Task objective:
Look through the material below, count the lines containing the word "this", and state only the count.

[Data entries]
** begin **
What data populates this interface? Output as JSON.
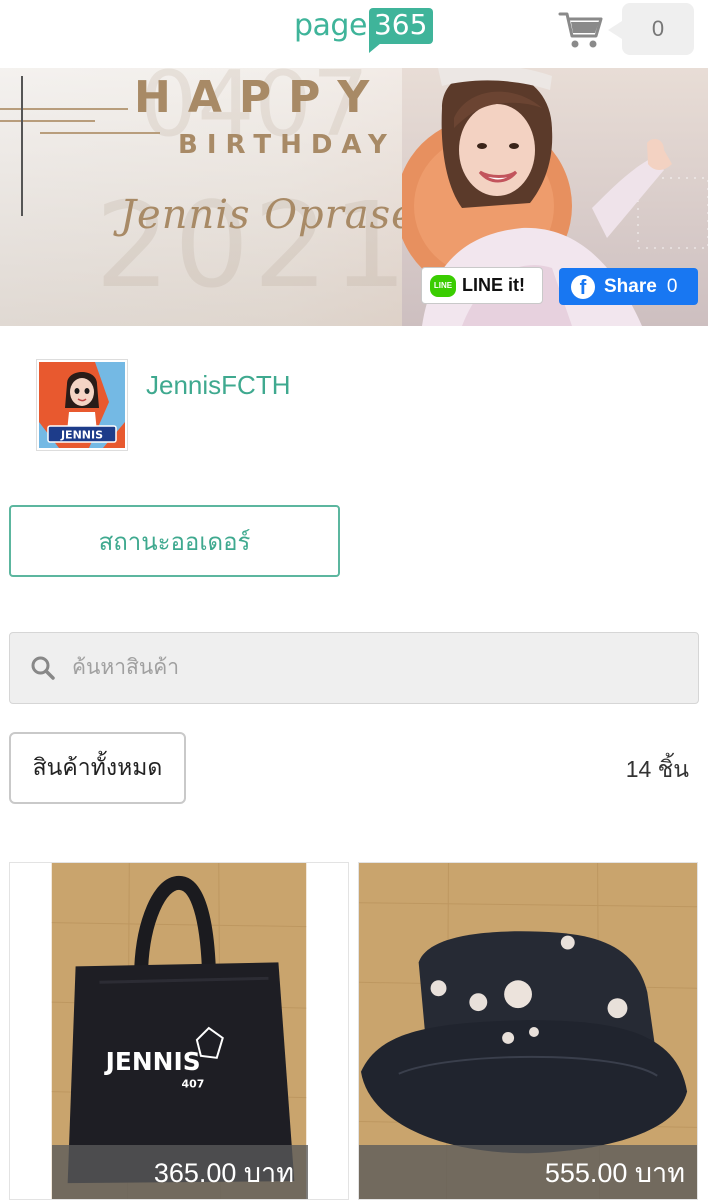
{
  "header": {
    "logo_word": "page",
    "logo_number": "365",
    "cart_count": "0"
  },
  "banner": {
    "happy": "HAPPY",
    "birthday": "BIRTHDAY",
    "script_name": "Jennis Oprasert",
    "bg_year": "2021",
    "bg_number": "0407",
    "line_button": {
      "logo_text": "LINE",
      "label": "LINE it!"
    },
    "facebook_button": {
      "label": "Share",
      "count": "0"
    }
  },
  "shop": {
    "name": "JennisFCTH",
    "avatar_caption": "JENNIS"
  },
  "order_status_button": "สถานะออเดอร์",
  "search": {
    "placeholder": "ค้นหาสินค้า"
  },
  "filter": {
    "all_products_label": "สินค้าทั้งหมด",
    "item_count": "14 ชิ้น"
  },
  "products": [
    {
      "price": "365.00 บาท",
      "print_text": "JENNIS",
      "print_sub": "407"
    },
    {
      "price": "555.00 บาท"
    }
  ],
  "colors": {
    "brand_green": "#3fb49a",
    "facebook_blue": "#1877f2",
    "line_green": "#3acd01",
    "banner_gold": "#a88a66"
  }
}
** end **
** begin **
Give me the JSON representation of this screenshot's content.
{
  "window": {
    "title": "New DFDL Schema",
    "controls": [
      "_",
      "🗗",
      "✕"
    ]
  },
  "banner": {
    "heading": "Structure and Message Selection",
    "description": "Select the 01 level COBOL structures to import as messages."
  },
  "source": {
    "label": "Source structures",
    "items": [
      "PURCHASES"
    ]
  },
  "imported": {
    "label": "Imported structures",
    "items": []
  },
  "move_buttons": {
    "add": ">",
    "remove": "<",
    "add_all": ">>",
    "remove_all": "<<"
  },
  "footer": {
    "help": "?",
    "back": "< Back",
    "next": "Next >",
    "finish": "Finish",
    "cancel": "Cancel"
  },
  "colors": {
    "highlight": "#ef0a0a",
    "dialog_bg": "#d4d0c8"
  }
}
** end **
Task solution:
2